Directive:
Copy each line below that includes "document".

Material provided:
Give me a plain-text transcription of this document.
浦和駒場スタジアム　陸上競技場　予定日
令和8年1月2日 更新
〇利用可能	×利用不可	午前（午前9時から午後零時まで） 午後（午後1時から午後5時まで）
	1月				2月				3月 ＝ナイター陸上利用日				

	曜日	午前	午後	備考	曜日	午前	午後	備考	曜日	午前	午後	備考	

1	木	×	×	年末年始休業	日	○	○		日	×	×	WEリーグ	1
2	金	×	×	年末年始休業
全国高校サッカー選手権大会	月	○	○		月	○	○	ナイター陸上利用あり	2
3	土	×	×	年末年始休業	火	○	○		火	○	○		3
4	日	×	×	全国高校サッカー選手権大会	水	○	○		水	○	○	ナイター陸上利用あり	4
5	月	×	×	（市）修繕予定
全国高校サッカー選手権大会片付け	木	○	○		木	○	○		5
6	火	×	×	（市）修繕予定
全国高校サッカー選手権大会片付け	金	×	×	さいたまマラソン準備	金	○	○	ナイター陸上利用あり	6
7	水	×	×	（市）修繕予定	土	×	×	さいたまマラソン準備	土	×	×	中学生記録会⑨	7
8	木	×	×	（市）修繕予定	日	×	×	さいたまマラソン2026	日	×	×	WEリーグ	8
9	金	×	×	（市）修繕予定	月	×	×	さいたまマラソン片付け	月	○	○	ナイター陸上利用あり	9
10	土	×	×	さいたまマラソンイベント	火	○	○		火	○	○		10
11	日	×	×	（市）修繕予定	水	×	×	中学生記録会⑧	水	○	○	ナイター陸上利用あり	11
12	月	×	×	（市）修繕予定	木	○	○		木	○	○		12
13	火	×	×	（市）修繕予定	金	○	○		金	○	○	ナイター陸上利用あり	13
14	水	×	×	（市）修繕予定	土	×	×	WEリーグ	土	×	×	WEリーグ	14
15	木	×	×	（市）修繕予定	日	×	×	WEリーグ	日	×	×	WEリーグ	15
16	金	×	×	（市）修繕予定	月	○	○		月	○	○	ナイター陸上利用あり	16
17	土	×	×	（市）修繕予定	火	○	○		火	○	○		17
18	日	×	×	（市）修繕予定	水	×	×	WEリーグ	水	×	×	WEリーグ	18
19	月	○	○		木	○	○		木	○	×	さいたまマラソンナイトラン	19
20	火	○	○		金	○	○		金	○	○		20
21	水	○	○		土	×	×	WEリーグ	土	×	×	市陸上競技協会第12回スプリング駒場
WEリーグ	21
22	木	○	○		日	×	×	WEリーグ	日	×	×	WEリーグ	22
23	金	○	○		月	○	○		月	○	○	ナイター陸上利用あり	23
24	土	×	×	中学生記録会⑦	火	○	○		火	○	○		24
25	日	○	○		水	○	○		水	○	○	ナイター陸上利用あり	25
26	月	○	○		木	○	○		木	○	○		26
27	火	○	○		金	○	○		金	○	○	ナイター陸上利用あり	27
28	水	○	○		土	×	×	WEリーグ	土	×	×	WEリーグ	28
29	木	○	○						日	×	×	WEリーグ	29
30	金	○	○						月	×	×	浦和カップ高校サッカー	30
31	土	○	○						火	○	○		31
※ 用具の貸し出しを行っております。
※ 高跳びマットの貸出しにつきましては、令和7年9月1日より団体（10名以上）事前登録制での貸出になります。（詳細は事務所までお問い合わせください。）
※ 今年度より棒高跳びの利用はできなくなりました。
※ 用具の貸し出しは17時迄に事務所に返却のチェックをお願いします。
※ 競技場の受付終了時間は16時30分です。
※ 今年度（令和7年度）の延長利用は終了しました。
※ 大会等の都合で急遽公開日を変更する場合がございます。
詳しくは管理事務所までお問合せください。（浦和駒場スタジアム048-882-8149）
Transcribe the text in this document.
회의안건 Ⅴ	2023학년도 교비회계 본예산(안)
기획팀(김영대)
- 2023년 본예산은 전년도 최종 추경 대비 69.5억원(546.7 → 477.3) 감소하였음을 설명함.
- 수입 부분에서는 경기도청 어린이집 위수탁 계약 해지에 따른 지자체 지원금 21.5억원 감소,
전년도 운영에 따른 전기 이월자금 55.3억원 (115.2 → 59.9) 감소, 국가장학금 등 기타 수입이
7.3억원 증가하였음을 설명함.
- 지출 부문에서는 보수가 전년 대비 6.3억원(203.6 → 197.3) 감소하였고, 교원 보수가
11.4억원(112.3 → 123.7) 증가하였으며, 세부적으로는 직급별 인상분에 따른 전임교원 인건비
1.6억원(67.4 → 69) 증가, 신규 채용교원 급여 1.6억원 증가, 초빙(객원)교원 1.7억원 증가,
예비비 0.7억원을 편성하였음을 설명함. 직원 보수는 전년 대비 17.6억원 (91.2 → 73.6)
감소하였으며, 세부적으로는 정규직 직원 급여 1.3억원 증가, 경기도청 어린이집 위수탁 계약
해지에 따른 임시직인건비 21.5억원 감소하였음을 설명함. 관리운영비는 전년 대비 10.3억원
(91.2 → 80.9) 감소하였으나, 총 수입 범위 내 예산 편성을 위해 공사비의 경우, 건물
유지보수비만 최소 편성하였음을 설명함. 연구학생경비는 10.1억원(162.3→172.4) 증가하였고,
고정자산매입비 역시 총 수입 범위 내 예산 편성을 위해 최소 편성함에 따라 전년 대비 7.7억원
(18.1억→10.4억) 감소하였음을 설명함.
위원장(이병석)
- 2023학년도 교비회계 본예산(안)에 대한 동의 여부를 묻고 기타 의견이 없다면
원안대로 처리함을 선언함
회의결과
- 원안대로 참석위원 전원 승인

Result of this exercise:
Give me a plain-text transcription of this document.
Transcribe the text in this document.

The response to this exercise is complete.